Exercise inputs →
## BEGIN

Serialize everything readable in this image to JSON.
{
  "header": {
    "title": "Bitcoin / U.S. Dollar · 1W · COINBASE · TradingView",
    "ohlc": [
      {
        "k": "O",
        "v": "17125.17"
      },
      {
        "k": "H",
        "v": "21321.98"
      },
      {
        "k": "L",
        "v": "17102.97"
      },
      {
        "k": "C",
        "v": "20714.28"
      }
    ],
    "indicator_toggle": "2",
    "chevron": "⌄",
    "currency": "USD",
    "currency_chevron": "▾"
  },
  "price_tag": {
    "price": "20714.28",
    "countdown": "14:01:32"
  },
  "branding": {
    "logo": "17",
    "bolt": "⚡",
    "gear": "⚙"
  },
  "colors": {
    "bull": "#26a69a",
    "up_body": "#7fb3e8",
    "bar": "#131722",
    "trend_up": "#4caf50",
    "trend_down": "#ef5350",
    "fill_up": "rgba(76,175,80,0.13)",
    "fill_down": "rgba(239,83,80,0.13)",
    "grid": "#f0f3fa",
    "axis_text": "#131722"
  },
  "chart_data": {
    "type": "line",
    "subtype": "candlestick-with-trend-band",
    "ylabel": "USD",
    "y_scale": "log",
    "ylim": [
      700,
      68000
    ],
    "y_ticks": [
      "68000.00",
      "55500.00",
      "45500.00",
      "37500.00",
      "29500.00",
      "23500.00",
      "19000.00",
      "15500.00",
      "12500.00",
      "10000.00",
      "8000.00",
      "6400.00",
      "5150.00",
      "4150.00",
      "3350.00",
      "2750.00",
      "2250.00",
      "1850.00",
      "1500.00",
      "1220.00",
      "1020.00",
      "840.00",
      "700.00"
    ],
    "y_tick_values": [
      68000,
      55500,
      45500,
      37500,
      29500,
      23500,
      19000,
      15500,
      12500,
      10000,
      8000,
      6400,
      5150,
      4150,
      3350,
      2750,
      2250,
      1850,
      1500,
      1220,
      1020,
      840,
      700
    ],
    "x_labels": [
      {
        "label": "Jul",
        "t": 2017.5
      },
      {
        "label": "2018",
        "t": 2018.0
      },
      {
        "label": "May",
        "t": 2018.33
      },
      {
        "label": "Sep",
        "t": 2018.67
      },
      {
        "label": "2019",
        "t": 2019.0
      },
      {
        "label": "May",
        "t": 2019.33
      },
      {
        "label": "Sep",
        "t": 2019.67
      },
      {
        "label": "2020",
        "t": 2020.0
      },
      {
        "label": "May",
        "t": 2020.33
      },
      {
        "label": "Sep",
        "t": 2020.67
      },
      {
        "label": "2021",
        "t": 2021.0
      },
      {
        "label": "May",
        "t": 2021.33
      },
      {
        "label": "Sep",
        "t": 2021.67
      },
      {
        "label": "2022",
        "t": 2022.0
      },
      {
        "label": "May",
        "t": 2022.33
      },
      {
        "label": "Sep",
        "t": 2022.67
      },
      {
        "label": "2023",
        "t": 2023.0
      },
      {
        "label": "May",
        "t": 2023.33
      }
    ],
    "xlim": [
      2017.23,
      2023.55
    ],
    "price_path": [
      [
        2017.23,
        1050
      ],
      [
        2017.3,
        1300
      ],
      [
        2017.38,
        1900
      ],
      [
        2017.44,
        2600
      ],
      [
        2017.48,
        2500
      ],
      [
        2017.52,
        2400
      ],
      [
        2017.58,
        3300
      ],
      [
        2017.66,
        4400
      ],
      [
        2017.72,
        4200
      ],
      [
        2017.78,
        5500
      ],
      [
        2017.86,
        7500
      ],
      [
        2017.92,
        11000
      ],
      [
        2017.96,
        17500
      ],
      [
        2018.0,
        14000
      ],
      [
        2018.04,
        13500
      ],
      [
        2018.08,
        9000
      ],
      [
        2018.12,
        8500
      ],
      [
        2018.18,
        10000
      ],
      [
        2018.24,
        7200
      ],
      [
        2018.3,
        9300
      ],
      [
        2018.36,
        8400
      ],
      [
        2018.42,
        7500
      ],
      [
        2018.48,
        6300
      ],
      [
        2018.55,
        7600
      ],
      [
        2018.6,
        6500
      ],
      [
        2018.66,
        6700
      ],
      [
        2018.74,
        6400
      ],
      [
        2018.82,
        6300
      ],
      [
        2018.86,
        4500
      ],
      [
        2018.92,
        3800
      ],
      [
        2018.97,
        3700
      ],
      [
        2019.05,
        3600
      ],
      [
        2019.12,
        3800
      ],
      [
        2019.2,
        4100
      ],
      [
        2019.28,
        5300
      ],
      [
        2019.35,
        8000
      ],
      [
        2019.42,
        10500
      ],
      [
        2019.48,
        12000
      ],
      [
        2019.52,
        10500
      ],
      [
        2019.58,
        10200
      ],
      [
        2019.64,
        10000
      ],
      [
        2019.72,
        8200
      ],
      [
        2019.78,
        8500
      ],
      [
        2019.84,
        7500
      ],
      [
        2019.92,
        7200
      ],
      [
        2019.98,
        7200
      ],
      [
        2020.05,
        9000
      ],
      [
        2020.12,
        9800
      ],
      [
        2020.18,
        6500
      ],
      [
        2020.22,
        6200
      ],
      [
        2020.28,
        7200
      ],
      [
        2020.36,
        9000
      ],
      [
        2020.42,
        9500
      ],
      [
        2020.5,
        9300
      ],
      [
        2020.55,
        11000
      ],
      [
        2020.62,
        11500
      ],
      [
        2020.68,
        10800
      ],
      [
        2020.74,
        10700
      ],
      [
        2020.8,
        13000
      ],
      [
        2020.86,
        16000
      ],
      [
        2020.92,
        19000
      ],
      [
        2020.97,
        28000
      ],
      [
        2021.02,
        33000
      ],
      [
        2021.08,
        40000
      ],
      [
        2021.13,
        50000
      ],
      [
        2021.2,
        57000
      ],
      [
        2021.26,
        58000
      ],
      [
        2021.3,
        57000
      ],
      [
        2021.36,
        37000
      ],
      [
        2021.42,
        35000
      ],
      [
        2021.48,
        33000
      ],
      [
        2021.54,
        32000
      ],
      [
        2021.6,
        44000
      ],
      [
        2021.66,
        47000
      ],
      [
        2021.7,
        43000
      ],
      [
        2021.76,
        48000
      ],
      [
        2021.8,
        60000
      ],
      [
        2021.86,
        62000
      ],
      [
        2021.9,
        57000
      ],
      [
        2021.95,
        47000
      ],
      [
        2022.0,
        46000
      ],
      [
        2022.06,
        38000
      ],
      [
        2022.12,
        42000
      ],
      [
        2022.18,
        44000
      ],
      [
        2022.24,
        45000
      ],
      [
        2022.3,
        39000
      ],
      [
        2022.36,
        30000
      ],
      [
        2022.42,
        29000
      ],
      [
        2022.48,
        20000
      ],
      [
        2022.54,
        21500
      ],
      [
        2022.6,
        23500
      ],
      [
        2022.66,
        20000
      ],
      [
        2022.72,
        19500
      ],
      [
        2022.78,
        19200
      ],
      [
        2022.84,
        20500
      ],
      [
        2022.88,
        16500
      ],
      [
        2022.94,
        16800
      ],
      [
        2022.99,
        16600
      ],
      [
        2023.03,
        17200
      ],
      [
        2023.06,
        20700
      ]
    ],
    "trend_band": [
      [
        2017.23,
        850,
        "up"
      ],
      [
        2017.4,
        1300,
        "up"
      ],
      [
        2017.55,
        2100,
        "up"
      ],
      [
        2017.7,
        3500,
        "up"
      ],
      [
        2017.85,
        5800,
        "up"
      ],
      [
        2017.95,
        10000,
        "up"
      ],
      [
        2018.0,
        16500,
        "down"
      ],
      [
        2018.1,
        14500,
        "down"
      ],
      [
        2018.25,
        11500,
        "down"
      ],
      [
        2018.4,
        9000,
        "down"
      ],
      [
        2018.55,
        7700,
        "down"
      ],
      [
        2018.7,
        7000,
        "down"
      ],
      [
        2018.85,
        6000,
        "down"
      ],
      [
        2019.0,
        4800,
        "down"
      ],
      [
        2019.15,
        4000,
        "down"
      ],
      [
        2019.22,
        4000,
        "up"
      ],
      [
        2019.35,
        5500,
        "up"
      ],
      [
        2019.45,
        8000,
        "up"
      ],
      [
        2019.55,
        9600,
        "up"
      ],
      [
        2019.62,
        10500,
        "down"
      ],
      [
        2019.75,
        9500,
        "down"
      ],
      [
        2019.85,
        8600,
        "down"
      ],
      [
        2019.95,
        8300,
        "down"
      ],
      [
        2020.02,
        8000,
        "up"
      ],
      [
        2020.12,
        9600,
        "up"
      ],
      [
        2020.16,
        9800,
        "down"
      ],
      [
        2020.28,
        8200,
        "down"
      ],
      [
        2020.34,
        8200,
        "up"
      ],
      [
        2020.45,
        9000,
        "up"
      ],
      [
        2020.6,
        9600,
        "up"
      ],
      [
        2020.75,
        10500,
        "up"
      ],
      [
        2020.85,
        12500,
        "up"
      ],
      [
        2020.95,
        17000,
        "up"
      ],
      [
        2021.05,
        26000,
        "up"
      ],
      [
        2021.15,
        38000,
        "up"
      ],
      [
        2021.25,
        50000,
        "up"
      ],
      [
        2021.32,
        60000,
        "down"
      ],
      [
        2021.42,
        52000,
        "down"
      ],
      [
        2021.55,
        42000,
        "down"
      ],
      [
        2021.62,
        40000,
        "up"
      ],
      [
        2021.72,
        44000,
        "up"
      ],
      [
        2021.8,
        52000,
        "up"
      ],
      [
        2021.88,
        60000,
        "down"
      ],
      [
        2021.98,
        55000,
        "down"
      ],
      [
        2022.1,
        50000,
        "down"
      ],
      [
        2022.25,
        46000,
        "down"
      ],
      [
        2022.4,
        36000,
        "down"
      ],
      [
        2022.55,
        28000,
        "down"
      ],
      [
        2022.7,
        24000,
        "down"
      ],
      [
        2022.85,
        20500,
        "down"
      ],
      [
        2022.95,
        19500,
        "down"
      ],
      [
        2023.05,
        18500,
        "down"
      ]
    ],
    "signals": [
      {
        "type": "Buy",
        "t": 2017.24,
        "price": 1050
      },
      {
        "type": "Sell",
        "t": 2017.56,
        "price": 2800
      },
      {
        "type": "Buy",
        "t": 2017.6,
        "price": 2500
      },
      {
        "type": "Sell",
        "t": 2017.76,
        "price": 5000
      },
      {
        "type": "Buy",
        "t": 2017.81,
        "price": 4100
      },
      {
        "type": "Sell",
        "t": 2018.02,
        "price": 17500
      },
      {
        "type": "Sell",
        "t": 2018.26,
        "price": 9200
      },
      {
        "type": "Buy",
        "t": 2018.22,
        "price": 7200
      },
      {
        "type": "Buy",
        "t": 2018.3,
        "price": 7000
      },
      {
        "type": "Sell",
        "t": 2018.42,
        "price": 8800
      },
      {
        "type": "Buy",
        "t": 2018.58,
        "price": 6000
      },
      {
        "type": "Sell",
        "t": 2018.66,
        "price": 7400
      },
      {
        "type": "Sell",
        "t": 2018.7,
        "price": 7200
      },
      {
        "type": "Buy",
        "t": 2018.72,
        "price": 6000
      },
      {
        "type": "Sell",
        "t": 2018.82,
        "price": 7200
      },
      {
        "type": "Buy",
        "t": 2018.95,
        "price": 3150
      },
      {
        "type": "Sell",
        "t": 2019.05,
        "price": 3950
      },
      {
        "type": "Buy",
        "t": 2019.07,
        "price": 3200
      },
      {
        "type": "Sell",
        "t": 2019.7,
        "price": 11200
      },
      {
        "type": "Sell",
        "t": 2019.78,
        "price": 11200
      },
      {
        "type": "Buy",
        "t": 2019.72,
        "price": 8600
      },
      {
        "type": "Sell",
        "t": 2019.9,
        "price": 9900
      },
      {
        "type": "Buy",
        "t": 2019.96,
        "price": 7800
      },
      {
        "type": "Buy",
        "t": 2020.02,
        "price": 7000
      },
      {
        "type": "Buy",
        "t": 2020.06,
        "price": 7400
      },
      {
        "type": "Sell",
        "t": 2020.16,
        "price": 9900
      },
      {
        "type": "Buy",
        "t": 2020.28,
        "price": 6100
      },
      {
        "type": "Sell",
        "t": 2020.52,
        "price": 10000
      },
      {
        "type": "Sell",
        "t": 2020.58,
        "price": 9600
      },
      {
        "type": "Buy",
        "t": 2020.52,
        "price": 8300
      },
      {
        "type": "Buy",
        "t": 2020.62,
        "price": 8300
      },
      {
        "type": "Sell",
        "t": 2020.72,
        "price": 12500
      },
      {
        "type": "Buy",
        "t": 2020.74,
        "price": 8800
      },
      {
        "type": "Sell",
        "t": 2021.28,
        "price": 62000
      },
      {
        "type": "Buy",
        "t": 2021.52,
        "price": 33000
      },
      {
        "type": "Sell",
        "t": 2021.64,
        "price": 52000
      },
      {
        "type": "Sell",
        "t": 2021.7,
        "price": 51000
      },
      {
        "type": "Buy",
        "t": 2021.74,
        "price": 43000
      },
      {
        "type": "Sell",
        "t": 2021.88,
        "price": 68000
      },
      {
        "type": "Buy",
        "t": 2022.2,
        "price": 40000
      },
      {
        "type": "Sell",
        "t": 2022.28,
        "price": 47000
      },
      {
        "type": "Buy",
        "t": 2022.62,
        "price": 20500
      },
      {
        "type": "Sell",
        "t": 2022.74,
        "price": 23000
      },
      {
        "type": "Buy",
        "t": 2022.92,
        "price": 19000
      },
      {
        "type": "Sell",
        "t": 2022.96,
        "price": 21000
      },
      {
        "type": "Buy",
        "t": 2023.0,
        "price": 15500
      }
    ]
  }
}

## END

Task description → Write down every line of the data above that includes the string "rgba".

The result →
    "fill_up": "rgba(76,175,80,0.13)",
    "fill_down": "rgba(239,83,80,0.13)",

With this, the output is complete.